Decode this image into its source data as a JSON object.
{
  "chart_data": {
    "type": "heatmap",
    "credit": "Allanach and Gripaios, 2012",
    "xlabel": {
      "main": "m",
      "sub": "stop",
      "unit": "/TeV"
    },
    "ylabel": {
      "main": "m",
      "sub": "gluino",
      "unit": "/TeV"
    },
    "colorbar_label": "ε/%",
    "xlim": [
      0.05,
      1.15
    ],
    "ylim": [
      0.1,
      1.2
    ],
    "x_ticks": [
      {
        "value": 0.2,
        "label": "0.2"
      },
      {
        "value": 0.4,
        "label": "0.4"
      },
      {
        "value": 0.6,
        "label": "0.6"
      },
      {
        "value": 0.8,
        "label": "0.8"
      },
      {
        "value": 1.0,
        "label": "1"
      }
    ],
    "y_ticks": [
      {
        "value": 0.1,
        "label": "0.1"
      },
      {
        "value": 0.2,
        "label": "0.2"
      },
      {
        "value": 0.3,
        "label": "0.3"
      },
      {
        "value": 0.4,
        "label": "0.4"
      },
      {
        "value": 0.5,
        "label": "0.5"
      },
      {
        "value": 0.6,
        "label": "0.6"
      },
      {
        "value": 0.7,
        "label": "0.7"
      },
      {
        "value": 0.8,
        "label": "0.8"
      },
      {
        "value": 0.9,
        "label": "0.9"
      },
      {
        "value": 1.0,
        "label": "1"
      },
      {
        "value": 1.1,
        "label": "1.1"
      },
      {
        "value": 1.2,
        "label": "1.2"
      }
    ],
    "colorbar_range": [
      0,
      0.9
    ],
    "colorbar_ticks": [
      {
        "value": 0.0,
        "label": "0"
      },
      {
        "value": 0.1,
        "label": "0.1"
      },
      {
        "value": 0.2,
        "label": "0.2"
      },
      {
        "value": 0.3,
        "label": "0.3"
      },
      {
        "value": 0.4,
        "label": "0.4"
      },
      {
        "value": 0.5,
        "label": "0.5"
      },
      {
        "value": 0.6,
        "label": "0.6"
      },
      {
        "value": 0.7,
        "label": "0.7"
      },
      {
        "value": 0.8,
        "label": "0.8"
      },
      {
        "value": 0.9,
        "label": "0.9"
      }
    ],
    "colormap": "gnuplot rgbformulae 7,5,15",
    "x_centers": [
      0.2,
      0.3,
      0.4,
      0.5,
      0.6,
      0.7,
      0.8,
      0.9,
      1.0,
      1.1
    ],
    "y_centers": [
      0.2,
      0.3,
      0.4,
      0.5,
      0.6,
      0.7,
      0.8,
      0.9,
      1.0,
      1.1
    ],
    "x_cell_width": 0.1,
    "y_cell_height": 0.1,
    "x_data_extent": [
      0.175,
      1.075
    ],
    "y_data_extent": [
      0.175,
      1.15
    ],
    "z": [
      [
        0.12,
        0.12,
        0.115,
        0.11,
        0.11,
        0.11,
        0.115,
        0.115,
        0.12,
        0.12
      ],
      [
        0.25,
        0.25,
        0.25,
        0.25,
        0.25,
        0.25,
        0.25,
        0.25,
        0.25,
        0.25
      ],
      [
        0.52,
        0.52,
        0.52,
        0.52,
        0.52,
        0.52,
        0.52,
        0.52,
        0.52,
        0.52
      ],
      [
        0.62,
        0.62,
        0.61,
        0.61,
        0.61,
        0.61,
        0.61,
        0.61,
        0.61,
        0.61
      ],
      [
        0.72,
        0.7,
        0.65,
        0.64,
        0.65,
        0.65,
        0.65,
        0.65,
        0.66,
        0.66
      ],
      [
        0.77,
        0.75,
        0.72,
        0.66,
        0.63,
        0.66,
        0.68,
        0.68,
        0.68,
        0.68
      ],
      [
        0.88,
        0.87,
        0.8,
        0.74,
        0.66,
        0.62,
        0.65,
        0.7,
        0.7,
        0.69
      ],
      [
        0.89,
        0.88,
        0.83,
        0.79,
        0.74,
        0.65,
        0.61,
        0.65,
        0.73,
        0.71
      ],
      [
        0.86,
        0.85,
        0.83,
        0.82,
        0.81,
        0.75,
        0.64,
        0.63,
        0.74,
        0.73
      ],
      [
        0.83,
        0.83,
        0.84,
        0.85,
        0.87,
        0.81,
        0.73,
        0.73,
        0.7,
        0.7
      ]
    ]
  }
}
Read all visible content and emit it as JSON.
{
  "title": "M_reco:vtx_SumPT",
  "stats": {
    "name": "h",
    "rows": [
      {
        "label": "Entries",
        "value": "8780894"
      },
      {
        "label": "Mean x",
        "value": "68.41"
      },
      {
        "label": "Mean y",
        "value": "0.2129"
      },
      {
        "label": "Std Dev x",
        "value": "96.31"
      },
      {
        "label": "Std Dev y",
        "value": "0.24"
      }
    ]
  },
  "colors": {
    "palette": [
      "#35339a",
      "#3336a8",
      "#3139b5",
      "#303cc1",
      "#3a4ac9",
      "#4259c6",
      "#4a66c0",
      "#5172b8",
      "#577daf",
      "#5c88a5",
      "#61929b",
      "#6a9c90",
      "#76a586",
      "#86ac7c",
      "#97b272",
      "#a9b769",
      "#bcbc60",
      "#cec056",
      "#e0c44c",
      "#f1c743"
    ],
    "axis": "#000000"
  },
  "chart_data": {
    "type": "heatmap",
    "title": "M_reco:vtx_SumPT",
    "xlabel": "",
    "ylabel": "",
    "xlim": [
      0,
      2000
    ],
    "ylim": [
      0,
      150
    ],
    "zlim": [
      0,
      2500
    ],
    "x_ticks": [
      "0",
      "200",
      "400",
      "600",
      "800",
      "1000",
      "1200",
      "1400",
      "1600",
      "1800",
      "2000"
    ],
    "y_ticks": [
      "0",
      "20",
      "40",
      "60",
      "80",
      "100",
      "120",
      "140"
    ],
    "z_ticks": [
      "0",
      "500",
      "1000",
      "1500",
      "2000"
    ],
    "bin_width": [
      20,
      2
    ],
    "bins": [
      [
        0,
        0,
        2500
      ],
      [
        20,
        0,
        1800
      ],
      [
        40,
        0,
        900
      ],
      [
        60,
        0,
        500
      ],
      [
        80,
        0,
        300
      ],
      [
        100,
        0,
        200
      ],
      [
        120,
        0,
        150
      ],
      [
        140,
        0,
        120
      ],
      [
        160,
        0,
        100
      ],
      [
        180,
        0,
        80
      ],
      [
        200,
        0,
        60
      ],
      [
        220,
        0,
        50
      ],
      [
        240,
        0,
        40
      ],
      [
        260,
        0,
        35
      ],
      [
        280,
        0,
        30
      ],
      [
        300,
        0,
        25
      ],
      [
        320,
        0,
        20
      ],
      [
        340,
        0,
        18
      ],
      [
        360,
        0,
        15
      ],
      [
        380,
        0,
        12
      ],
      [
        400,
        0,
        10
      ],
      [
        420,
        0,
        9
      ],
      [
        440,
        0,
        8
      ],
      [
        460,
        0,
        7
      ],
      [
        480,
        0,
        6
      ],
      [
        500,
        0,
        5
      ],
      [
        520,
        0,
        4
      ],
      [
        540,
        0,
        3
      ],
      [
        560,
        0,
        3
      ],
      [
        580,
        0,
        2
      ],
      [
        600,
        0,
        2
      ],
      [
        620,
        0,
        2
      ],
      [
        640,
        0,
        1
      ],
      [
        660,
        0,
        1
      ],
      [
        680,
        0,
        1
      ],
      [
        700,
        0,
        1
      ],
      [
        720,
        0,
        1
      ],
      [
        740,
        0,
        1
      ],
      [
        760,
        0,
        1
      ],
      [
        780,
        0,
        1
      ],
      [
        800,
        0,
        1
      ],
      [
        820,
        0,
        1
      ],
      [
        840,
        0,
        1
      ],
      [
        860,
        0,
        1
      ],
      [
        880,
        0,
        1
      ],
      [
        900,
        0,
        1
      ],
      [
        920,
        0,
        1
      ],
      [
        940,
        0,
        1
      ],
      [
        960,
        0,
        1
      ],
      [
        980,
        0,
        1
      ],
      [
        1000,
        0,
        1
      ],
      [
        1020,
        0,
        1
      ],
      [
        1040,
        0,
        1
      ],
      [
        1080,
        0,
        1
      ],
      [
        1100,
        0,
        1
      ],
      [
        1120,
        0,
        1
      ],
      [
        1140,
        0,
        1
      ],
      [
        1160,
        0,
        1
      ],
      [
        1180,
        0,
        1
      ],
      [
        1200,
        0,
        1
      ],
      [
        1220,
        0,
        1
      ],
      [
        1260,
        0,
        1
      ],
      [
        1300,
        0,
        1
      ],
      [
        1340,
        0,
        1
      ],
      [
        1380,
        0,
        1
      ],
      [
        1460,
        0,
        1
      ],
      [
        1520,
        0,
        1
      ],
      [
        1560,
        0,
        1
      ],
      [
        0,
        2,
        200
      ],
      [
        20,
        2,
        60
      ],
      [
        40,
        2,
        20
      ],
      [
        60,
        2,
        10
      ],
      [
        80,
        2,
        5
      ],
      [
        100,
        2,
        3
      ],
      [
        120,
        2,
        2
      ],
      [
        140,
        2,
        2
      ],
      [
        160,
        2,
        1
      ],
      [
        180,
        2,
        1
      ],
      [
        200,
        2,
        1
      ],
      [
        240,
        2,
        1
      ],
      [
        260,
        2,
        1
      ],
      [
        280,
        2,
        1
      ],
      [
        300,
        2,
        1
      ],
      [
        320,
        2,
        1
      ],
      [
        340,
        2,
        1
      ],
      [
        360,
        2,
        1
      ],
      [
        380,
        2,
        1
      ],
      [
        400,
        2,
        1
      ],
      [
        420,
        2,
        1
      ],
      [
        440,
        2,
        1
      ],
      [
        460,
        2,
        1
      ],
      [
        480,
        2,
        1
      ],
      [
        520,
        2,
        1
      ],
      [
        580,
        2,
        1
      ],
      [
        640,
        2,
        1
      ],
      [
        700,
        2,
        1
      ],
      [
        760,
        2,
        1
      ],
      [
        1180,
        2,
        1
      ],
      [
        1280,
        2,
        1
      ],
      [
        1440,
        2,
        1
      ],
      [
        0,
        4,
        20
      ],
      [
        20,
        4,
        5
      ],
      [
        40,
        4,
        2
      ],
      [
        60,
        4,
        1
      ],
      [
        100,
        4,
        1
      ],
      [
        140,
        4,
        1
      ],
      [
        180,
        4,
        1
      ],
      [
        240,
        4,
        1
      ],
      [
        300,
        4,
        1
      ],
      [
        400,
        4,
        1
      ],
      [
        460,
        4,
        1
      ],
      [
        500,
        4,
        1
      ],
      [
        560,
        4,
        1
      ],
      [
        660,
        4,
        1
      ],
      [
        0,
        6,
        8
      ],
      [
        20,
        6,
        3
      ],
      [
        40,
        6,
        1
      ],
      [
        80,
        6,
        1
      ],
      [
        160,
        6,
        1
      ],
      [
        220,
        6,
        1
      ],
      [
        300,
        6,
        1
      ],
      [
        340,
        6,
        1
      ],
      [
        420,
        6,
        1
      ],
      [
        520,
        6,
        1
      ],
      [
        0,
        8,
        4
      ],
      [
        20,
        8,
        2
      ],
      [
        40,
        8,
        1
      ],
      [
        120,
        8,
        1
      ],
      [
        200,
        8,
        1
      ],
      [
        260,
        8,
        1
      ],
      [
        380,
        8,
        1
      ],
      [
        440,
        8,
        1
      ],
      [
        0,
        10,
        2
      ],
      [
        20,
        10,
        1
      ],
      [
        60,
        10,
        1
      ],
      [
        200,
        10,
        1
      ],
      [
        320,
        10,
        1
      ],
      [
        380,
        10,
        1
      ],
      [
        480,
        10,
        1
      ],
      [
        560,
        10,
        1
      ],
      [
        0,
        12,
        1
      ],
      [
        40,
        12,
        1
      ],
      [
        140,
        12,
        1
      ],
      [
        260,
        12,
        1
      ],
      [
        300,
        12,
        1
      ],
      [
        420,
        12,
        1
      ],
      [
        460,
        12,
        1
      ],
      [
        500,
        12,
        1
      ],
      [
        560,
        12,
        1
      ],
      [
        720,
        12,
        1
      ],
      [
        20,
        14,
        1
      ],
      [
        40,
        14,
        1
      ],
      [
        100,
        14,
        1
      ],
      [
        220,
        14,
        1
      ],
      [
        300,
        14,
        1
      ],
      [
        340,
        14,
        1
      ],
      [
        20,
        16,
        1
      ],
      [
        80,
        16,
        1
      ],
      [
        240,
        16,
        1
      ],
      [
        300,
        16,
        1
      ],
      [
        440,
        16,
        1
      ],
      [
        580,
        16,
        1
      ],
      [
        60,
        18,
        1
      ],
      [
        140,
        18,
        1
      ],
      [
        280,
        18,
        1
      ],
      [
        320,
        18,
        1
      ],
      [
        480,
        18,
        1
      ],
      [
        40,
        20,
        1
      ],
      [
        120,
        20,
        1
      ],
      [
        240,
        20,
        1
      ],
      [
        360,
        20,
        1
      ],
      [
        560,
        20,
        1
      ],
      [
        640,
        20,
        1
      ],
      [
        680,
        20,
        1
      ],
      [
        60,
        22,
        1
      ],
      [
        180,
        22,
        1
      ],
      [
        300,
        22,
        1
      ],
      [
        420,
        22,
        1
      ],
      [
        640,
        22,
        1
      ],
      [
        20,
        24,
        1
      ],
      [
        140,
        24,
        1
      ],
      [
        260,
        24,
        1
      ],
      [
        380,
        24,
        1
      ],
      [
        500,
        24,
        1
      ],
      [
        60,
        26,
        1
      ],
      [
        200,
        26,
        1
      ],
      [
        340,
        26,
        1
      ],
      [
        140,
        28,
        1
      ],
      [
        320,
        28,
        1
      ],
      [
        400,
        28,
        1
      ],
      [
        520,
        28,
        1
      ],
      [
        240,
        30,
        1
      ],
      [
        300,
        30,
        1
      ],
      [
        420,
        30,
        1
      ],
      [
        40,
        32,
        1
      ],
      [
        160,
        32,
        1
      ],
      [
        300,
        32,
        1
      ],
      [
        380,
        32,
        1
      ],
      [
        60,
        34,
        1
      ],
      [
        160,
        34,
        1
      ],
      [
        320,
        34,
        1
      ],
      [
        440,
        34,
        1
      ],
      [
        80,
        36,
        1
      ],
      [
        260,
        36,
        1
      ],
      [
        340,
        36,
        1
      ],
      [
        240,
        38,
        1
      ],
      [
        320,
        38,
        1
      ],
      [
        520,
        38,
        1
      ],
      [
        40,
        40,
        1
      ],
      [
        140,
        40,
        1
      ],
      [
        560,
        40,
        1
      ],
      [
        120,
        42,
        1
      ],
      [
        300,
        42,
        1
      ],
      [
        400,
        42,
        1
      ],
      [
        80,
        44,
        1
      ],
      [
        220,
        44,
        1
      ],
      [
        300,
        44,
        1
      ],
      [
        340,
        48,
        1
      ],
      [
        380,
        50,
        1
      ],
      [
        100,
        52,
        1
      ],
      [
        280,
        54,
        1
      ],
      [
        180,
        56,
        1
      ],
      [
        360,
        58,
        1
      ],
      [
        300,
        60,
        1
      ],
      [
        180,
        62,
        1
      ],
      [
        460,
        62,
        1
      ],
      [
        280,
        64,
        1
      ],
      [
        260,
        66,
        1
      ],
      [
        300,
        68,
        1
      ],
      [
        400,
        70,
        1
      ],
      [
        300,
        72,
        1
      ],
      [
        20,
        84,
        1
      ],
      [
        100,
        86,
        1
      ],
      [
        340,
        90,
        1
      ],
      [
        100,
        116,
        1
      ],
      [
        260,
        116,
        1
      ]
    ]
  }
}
☆ ☆ ☆ ☆ ☆ ☆ ☆
TASK OBJECTIVE: Identify each line holding the string "JSON", and copy it out.

RESULT OF THE EXERCISE:
Decode this image into its source data as a JSON object.
Read all visible content and emit it as JSON.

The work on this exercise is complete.